— Start of ENTRIES —

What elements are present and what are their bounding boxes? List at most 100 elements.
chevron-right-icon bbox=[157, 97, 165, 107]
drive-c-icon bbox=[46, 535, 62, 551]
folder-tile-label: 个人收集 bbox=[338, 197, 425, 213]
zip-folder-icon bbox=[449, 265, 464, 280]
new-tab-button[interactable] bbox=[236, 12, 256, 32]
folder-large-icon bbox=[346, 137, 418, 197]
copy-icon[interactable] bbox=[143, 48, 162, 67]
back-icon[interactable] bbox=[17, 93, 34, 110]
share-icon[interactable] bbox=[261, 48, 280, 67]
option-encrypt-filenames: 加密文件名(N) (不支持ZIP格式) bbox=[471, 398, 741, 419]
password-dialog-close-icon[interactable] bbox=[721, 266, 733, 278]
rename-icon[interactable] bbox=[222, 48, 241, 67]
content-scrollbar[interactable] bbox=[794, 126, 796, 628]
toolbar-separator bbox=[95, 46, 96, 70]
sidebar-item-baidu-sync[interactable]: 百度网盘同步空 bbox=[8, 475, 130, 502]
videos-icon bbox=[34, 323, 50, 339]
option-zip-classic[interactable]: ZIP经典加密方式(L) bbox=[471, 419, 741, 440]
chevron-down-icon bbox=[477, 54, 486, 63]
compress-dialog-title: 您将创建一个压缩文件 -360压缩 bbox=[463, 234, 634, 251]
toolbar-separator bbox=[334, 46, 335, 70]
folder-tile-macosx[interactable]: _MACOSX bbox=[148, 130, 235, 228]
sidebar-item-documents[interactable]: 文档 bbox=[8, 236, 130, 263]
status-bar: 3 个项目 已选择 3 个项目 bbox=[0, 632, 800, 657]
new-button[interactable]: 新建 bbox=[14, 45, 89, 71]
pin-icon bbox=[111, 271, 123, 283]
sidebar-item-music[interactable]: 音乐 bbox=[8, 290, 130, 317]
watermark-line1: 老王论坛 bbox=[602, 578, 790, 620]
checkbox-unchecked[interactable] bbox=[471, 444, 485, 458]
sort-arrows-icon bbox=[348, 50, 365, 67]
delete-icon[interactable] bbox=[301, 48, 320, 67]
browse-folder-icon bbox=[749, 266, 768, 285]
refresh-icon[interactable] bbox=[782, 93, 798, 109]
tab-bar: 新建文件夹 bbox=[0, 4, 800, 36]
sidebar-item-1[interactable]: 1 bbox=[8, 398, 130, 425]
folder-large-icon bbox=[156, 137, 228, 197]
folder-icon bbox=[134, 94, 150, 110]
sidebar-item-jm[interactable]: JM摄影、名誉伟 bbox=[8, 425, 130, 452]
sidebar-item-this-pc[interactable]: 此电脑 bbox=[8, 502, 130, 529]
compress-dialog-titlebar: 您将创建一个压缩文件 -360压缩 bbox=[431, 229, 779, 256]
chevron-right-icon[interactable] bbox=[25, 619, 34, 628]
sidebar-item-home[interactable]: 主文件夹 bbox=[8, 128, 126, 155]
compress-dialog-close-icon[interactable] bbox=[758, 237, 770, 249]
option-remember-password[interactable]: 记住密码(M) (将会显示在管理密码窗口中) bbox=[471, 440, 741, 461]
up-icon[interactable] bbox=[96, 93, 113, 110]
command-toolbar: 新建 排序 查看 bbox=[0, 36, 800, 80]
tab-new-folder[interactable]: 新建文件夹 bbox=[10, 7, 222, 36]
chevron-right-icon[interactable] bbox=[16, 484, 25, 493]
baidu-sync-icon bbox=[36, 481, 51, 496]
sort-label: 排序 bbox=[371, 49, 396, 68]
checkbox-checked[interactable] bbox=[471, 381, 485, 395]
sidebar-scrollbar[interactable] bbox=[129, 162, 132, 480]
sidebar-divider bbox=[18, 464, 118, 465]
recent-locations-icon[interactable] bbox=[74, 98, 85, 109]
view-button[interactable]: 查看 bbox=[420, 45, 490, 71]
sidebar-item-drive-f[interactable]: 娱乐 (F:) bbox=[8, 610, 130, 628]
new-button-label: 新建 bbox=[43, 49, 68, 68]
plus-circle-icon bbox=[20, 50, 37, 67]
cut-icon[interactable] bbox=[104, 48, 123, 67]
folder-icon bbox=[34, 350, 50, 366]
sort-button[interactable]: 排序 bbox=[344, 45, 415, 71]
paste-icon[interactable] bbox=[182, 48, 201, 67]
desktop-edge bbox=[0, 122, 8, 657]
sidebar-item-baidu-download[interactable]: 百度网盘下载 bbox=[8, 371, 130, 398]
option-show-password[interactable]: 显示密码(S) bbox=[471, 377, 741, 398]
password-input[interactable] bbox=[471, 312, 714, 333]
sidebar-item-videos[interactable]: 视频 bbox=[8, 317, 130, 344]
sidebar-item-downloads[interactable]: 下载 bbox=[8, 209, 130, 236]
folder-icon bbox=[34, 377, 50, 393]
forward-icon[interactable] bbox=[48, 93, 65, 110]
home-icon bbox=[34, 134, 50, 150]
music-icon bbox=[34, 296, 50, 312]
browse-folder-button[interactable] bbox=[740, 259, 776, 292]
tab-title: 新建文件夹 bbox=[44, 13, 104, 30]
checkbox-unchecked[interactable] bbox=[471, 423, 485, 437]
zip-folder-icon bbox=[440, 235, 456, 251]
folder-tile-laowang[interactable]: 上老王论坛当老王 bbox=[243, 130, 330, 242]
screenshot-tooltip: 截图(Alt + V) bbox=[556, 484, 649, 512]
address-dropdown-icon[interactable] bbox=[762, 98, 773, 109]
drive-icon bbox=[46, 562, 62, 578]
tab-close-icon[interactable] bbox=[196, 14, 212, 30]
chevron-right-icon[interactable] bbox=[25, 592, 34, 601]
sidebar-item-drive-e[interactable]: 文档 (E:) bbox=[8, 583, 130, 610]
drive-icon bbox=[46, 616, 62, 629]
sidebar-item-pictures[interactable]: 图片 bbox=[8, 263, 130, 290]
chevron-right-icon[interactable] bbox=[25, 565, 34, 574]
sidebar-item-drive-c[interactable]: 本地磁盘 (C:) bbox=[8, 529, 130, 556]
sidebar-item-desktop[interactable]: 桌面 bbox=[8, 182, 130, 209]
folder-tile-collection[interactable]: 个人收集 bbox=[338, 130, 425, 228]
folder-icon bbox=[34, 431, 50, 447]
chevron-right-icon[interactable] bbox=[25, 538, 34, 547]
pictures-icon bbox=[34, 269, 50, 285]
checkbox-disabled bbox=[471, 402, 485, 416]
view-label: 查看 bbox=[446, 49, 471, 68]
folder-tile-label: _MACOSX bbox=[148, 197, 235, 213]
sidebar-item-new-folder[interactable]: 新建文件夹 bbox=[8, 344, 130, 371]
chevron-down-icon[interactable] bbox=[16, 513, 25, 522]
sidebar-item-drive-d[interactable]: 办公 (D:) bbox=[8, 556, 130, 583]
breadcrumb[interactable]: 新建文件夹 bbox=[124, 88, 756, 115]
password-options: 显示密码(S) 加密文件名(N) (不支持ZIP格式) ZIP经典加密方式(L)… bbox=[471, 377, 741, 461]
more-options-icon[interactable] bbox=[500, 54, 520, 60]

— End of ENTRIES —
— Start of ENTRIES —

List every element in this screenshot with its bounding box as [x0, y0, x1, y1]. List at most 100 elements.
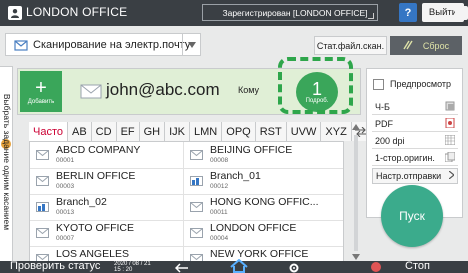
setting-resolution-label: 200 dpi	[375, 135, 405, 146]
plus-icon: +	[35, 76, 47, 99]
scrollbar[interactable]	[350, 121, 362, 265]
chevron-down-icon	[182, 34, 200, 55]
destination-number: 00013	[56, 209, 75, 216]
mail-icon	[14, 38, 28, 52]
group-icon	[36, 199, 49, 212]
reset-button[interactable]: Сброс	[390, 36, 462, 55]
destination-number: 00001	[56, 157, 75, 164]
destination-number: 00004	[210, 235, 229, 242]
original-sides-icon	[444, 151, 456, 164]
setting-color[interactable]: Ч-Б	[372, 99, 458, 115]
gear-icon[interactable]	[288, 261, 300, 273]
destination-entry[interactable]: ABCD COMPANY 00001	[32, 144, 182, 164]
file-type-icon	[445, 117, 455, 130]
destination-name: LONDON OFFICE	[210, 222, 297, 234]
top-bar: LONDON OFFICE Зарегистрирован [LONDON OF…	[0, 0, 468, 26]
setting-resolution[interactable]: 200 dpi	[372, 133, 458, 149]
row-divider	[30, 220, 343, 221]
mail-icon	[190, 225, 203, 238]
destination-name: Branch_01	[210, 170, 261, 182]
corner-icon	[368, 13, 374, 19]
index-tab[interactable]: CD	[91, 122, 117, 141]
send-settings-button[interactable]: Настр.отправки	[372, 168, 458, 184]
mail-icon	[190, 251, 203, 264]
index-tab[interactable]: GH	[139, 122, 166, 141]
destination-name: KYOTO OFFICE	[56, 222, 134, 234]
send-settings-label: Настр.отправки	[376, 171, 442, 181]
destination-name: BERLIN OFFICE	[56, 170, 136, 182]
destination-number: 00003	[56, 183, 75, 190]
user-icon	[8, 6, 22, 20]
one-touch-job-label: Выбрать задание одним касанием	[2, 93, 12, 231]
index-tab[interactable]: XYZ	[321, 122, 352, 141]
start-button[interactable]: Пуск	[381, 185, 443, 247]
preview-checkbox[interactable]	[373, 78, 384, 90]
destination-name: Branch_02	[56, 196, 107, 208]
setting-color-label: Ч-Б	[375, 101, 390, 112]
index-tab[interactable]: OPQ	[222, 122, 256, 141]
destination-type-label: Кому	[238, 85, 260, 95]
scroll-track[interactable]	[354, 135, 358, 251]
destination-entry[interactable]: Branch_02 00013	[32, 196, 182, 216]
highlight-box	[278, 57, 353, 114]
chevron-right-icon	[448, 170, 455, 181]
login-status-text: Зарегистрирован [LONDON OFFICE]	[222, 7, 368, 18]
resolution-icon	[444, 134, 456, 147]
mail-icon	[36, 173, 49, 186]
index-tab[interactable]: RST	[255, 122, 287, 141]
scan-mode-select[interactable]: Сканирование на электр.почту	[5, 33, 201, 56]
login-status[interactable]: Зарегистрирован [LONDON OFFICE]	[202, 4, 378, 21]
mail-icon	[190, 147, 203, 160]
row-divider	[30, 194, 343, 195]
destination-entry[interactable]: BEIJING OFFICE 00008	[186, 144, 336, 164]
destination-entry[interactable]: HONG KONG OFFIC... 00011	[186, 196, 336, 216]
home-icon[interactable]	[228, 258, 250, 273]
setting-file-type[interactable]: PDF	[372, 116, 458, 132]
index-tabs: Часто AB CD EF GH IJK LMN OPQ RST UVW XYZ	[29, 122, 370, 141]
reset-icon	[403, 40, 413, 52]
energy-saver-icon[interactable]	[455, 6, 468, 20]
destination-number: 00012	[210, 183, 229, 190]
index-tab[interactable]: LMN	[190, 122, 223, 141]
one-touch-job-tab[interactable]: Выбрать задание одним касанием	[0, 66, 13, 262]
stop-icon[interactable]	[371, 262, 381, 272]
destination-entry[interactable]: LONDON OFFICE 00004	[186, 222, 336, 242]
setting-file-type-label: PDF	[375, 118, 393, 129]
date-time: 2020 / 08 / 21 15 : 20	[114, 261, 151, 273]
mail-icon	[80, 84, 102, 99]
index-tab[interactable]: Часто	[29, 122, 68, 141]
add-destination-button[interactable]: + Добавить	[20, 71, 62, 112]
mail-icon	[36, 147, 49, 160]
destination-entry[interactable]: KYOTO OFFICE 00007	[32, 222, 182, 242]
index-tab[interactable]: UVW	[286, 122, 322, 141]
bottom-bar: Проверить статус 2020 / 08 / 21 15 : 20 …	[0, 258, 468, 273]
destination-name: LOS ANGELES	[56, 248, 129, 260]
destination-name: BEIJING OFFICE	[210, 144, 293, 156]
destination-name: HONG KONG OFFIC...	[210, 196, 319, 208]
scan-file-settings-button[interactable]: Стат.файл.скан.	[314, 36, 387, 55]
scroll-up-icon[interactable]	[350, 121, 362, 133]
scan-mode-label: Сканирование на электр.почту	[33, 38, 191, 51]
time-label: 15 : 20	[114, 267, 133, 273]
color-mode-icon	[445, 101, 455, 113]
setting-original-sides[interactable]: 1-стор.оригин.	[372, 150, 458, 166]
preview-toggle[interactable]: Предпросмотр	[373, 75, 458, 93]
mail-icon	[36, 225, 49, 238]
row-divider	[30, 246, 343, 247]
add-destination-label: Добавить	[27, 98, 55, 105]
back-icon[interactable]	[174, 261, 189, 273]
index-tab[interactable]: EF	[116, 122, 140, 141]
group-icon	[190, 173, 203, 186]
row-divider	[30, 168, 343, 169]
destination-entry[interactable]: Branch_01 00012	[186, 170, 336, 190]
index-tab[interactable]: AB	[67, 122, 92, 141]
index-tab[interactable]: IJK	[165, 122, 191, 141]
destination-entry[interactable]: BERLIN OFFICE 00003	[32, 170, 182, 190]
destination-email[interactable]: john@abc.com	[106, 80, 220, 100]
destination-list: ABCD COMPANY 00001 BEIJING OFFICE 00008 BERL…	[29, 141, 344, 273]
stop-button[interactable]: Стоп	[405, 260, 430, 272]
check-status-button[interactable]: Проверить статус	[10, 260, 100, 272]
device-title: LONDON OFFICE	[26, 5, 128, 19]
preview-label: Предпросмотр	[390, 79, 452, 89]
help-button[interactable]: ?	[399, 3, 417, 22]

— End of ENTRIES —

WHAT TO WORK ON: Write out the records again, starting with the line that contains "What elements are" and going on through the line that contains "zip-folder-icon bbox=[449, 265, 464, 280]", both of those lines included.

RESPONSE TO THE TASK:
What elements are present and what are their bounding boxes? List at most 100 elements.
chevron-right-icon bbox=[157, 97, 165, 107]
drive-c-icon bbox=[46, 535, 62, 551]
folder-tile-label: 个人收集 bbox=[338, 197, 425, 213]
zip-folder-icon bbox=[449, 265, 464, 280]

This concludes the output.